**TASK**
Transcribe the full listing exactly, and drop every picture.
____________
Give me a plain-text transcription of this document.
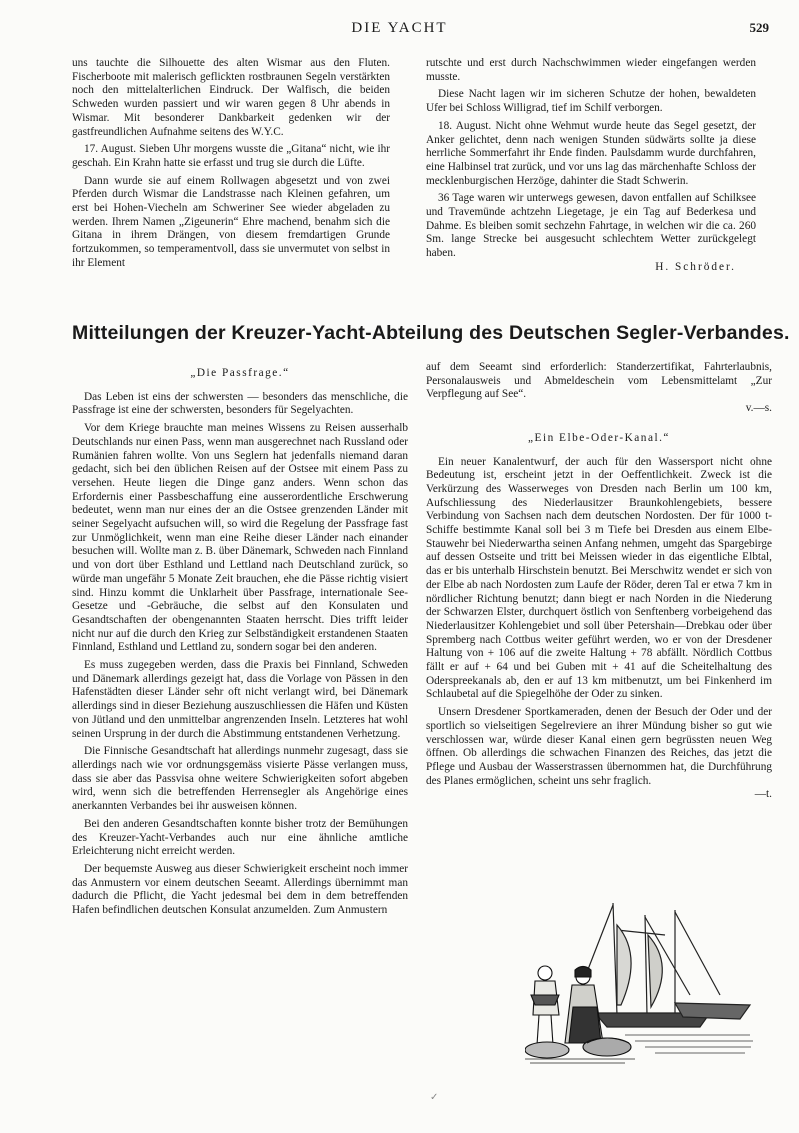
DIE YACHT	529

uns tauchte die Silhouette des alten Wismar aus den Fluten. Fischerboote mit malerisch geflickten rostbraunen Segeln verstärkten noch den mittelalterlichen Eindruck. Der Walfisch, die beiden Schweden wurden passiert und wir waren gegen 8 Uhr abends in Wismar. Mit besonderer Dankbarkeit gedenken wir der gastfreundlichen Aufnahme seitens des W.Y.C.

17. August. Sieben Uhr morgens wusste die „Gitana“ nicht, wie ihr geschah. Ein Krahn hatte sie erfasst und trug sie durch die Lüfte.

Dann wurde sie auf einem Rollwagen abgesetzt und von zwei Pferden durch Wismar die Landstrasse nach Kleinen gefahren, um erst bei Hohen-Viecheln am Schweriner See wieder abgeladen zu werden. Ihrem Namen „Zigeunerin“ Ehre machend, benahm sich die Gitana in ihrem Drängen, von diesem fremdartigen Grunde fortzukommen, so temperamentvoll, dass sie unvermutet von selbst in ihr Element

rutschte und erst durch Nachschwimmen wieder eingefangen werden musste.

Diese Nacht lagen wir im sicheren Schutze der hohen, bewaldeten Ufer bei Schloss Willigrad, tief im Schilf verborgen.

18. August. Nicht ohne Wehmut wurde heute das Segel gesetzt, der Anker gelichtet, denn nach wenigen Stunden südwärts sollte ja diese herrliche Sommerfahrt ihr Ende finden. Paulsdamm wurde durchfahren, eine Halbinsel trat zurück, und vor uns lag das märchenhafte Schloss der mecklenburgischen Herzöge, dahinter die Stadt Schwerin.

36 Tage waren wir unterwegs gewesen, davon entfallen auf Schilksee und Travemünde achtzehn Liegetage, je ein Tag auf Bederkesa und Dahme. Es bleiben somit sechzehn Fahrtage, in welchen wir die ca. 260 Sm. lange Strecke bei ausgesucht schlechtem Wetter zurückgelegt haben.

H. Schröder.
Mitteilungen der Kreuzer-Yacht-Abteilung des Deutschen Segler-Verbandes.

„Die Passfrage.“

Das Leben ist eins der schwersten — besonders das menschliche, die Passfrage ist eine der schwersten, besonders für Segelyachten.

Vor dem Kriege brauchte man meines Wissens zu Reisen ausserhalb Deutschlands nur einen Pass, wenn man ausgerechnet nach Russland oder Rumänien fahren wollte. Von uns Seglern hat jedenfalls niemand daran gedacht, sich bei den üblichen Reisen auf der Ostsee mit einem Pass zu versehen. Heute liegen die Dinge ganz anders. Wenn schon das Erfordernis einer Passbeschaffung eine ausserordentliche Erschwerung bedeutet, wenn man nur eines der an die Ostsee grenzenden Länder mit seiner Segelyacht aufsuchen will, so wird die Regelung der Passfrage fast zur Unmöglichkeit, wenn man eine Reihe dieser Länder nach einander besuchen will. Wollte man z. B. über Dänemark, Schweden nach Finnland und von dort über Esthland und Lettland nach Deutschland zurück, so würde man ungefähr 5 Monate Zeit brauchen, ehe die Pässe richtig visiert sind. Hinzu kommt die Unklarheit über Passfrage, internationale See-Gesetze und -Gebräuche, die selbst auf den Konsulaten und Gesandtschaften der obengenannten Staaten herrscht. Dies trifft leider nicht nur auf die durch den Krieg zur Selbständigkeit erstandenen Staaten Finnland, Esthland und Lettland zu, sondern sogar bei den anderen.

Es muss zugegeben werden, dass die Praxis bei Finnland, Schweden und Dänemark allerdings gezeigt hat, dass die Vorlage von Pässen in den Hafenstädten dieser Länder sehr oft nicht verlangt wird, bei Dänemark allerdings sind in dieser Beziehung auszuschliessen die Häfen und Küsten von Jütland und den unmittelbar angrenzenden Inseln. Letzteres hat wohl seinen Ursprung in der durch die Abstimmung entstandenen Verhetzung.

Die Finnische Gesandtschaft hat allerdings nunmehr zugesagt, dass sie allerdings nach wie vor ordnungsgemäss visierte Pässe verlangen muss, dass sie aber das Passvisa ohne weitere Schwierigkeiten sofort abgeben wird, wenn sich die betreffenden Herrensegler als Angehörige eines anerkannten Verbandes bei ihr ausweisen können.

Bei den anderen Gesandtschaften konnte bisher trotz der Bemühungen des Kreuzer-Yacht-Verbandes auch nur eine ähnliche amtliche Erleichterung nicht erreicht werden.

Der bequemste Ausweg aus dieser Schwierigkeit erscheint noch immer das Anmustern vor einem deutschen Seeamt. Allerdings übernimmt man dadurch die Pflicht, die Yacht jedesmal bei dem in dem betreffenden Hafen befindlichen deutschen Konsulat anzumelden. Zum Anmustern

auf dem Seeamt sind erforderlich: Standerzertifikat, Fahrterlaubnis, Personalausweis und Abmeldeschein vom Lebensmittelamt „Zur Verpflegung auf See“.

v.—s.

„Ein Elbe-Oder-Kanal.“

Ein neuer Kanalentwurf, der auch für den Wassersport nicht ohne Bedeutung ist, erscheint jetzt in der Oeffentlichkeit. Zweck ist die Verkürzung des Wasserweges von Dresden nach Berlin um 100 km, Aufschliessung des Niederlausitzer Braunkohlengebiets, bessere Verbindung von Sachsen nach dem deutschen Nordosten. Der für 1000 t-Schiffe bestimmte Kanal soll bei 3 m Tiefe bei Dresden aus einem Elbe-Stauwehr bei Niederwartha seinen Anfang nehmen, umgeht das Spargebirge auf dessen Ostseite und tritt bei Meissen wieder in das eigentliche Elbtal, das er bis unterhalb Hirschstein benutzt. Bei Merschwitz wendet er sich von der Elbe ab nach Nordosten zum Laufe der Röder, deren Tal er etwa 7 km in nördlicher Richtung benutzt; dann biegt er nach Norden in die Niederung der Schwarzen Elster, durchquert östlich von Senftenberg vorbeigehend das Niederlausitzer Kohlengebiet und soll über Petershain—Drebkau oder über Spremberg nach Cottbus weiter geführt werden, wo er von der Dresdener Haltung von + 106 auf die zweite Haltung + 78 abfällt. Nördlich Cottbus fällt er auf + 64 und bei Guben mit + 41 auf die Scheitelhaltung des Oderspreekanals ab, den er auf 13 km mitbenutzt, um bei Finkenherd im Schlaubetal auf die Spiegelhöhe der Oder zu sinken.

Unsern Dresdener Sportkameraden, denen der Besuch der Oder und der sportlich so vielseitigen Segelreviere an ihrer Mündung bisher so gut wie verschlossen war, würde dieser Kanal einen gern begrüssten neuen Weg öffnen. Ob allerdings die schwachen Finanzen des Reiches, das jetzt die Pflege und Ausbau der Wasserstrassen übernommen hat, die Durchführung des Planes ermöglichen, scheint uns sehr fraglich.

—t.
✓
____________
**SOLUTION FOR THIS TASK**
Give me a plain-text transcription of this document.
DIE YACHT	529

uns tauchte die Silhouette des alten Wismar aus den Fluten. Fischerboote mit malerisch geflickten rostbraunen Segeln verstärkten noch den mittelalterlichen Eindruck. Der Walfisch, die beiden Schweden wurden passiert und wir waren gegen 8 Uhr abends in Wismar. Mit besonderer Dankbarkeit gedenken wir der gastfreundlichen Aufnahme seitens des W.Y.C.

17. August. Sieben Uhr morgens wusste die „Gitana“ nicht, wie ihr geschah. Ein Krahn hatte sie erfasst und trug sie durch die Lüfte.

Dann wurde sie auf einem Rollwagen abgesetzt und von zwei Pferden durch Wismar die Landstrasse nach Kleinen gefahren, um erst bei Hohen-Viecheln am Schweriner See wieder abgeladen zu werden. Ihrem Namen „Zigeunerin“ Ehre machend, benahm sich die Gitana in ihrem Drängen, von diesem fremdartigen Grunde fortzukommen, so temperamentvoll, dass sie unvermutet von selbst in ihr Element

rutschte und erst durch Nachschwimmen wieder eingefangen werden musste.

Diese Nacht lagen wir im sicheren Schutze der hohen, bewaldeten Ufer bei Schloss Willigrad, tief im Schilf verborgen.

18. August. Nicht ohne Wehmut wurde heute das Segel gesetzt, der Anker gelichtet, denn nach wenigen Stunden südwärts sollte ja diese herrliche Sommerfahrt ihr Ende finden. Paulsdamm wurde durchfahren, eine Halbinsel trat zurück, und vor uns lag das märchenhafte Schloss der mecklenburgischen Herzöge, dahinter die Stadt Schwerin.

36 Tage waren wir unterwegs gewesen, davon entfallen auf Schilksee und Travemünde achtzehn Liegetage, je ein Tag auf Bederkesa und Dahme. Es bleiben somit sechzehn Fahrtage, in welchen wir die ca. 260 Sm. lange Strecke bei ausgesucht schlechtem Wetter zurückgelegt haben.

H. Schröder.
Mitteilungen der Kreuzer-Yacht-Abteilung des Deutschen Segler-Verbandes.

„Die Passfrage.“

Das Leben ist eins der schwersten — besonders das menschliche, die Passfrage ist eine der schwersten, besonders für Segelyachten.

Vor dem Kriege brauchte man meines Wissens zu Reisen ausserhalb Deutschlands nur einen Pass, wenn man ausgerechnet nach Russland oder Rumänien fahren wollte. Von uns Seglern hat jedenfalls niemand daran gedacht, sich bei den üblichen Reisen auf der Ostsee mit einem Pass zu versehen. Heute liegen die Dinge ganz anders. Wenn schon das Erfordernis einer Passbeschaffung eine ausserordentliche Erschwerung bedeutet, wenn man nur eines der an die Ostsee grenzenden Länder mit seiner Segelyacht aufsuchen will, so wird die Regelung der Passfrage fast zur Unmöglichkeit, wenn man eine Reihe dieser Länder nach einander besuchen will. Wollte man z. B. über Dänemark, Schweden nach Finnland und von dort über Esthland und Lettland nach Deutschland zurück, so würde man ungefähr 5 Monate Zeit brauchen, ehe die Pässe richtig visiert sind. Hinzu kommt die Unklarheit über Passfrage, internationale See-Gesetze und -Gebräuche, die selbst auf den Konsulaten und Gesandtschaften der obengenannten Staaten herrscht. Dies trifft leider nicht nur auf die durch den Krieg zur Selbständigkeit erstandenen Staaten Finnland, Esthland und Lettland zu, sondern sogar bei den anderen.

Es muss zugegeben werden, dass die Praxis bei Finnland, Schweden und Dänemark allerdings gezeigt hat, dass die Vorlage von Pässen in den Hafenstädten dieser Länder sehr oft nicht verlangt wird, bei Dänemark allerdings sind in dieser Beziehung auszuschliessen die Häfen und Küsten von Jütland und den unmittelbar angrenzenden Inseln. Letzteres hat wohl seinen Ursprung in der durch die Abstimmung entstandenen Verhetzung.

Die Finnische Gesandtschaft hat allerdings nunmehr zugesagt, dass sie allerdings nach wie vor ordnungsgemäss visierte Pässe verlangen muss, dass sie aber das Passvisa ohne weitere Schwierigkeiten sofort abgeben wird, wenn sich die betreffenden Herrensegler als Angehörige eines anerkannten Verbandes bei ihr ausweisen können.

Bei den anderen Gesandtschaften konnte bisher trotz der Bemühungen des Kreuzer-Yacht-Verbandes auch nur eine ähnliche amtliche Erleichterung nicht erreicht werden.

Der bequemste Ausweg aus dieser Schwierigkeit erscheint noch immer das Anmustern vor einem deutschen Seeamt. Allerdings übernimmt man dadurch die Pflicht, die Yacht jedesmal bei dem in dem betreffenden Hafen befindlichen deutschen Konsulat anzumelden. Zum Anmustern

auf dem Seeamt sind erforderlich: Standerzertifikat, Fahrterlaubnis, Personalausweis und Abmeldeschein vom Lebensmittelamt „Zur Verpflegung auf See“.

v.—s.

„Ein Elbe-Oder-Kanal.“

Ein neuer Kanalentwurf, der auch für den Wassersport nicht ohne Bedeutung ist, erscheint jetzt in der Oeffentlichkeit. Zweck ist die Verkürzung des Wasserweges von Dresden nach Berlin um 100 km, Aufschliessung des Niederlausitzer Braunkohlengebiets, bessere Verbindung von Sachsen nach dem deutschen Nordosten. Der für 1000 t-Schiffe bestimmte Kanal soll bei 3 m Tiefe bei Dresden aus einem Elbe-Stauwehr bei Niederwartha seinen Anfang nehmen, umgeht das Spargebirge auf dessen Ostseite und tritt bei Meissen wieder in das eigentliche Elbtal, das er bis unterhalb Hirschstein benutzt. Bei Merschwitz wendet er sich von der Elbe ab nach Nordosten zum Laufe der Röder, deren Tal er etwa 7 km in nördlicher Richtung benutzt; dann biegt er nach Norden in die Niederung der Schwarzen Elster, durchquert östlich von Senftenberg vorbeigehend das Niederlausitzer Kohlengebiet und soll über Petershain—Drebkau oder über Spremberg nach Cottbus weiter geführt werden, wo er von der Dresdener Haltung von + 106 auf die zweite Haltung + 78 abfällt. Nördlich Cottbus fällt er auf + 64 und bei Guben mit + 41 auf die Scheitelhaltung des Oderspreekanals ab, den er auf 13 km mitbenutzt, um bei Finkenherd im Schlaubetal auf die Spiegelhöhe der Oder zu sinken.

Unsern Dresdener Sportkameraden, denen der Besuch der Oder und der sportlich so vielseitigen Segelreviere an ihrer Mündung bisher so gut wie verschlossen war, würde dieser Kanal einen gern begrüssten neuen Weg öffnen. Ob allerdings die schwachen Finanzen des Reiches, das jetzt die Pflege und Ausbau der Wasserstrassen übernommen hat, die Durchführung des Planes ermöglichen, scheint uns sehr fraglich.

—t.
✓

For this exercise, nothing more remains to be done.